TASK DETAILS =>
Below is a block of data; give all of it again word for word.

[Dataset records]
• • • • • • •

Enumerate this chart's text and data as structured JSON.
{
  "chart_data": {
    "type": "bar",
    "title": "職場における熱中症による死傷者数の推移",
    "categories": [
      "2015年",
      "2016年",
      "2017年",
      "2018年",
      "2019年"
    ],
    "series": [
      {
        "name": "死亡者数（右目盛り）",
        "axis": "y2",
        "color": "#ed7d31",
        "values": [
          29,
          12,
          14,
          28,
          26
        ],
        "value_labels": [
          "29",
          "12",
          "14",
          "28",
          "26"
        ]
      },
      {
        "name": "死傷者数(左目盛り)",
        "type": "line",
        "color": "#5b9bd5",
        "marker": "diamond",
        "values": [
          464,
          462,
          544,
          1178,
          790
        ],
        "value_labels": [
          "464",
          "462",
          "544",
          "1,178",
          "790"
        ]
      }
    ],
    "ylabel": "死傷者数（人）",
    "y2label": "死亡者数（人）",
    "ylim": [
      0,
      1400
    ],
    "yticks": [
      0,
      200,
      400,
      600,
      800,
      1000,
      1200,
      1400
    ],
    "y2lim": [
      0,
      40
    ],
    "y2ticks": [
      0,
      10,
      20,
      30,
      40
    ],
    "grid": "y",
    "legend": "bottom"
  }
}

• • • • • • •

TASK SOLUTION =>
Enumerate this chart's text and data as structured JSON.
{
  "chart_data": {
    "type": "bar",
    "title": "職場における熱中症による死傷者数の推移",
    "categories": [
      "2015年",
      "2016年",
      "2017年",
      "2018年",
      "2019年"
    ],
    "series": [
      {
        "name": "死亡者数（右目盛り）",
        "axis": "y2",
        "color": "#ed7d31",
        "values": [
          29,
          12,
          14,
          28,
          26
        ],
        "value_labels": [
          "29",
          "12",
          "14",
          "28",
          "26"
        ]
      },
      {
        "name": "死傷者数(左目盛り)",
        "type": "line",
        "color": "#5b9bd5",
        "marker": "diamond",
        "values": [
          464,
          462,
          544,
          1178,
          790
        ],
        "value_labels": [
          "464",
          "462",
          "544",
          "1,178",
          "790"
        ]
      }
    ],
    "ylabel": "死傷者数（人）",
    "y2label": "死亡者数（人）",
    "ylim": [
      0,
      1400
    ],
    "yticks": [
      0,
      200,
      400,
      600,
      800,
      1000,
      1200,
      1400
    ],
    "y2lim": [
      0,
      40
    ],
    "y2ticks": [
      0,
      10,
      20,
      30,
      40
    ],
    "grid": "y",
    "legend": "bottom"
  }
}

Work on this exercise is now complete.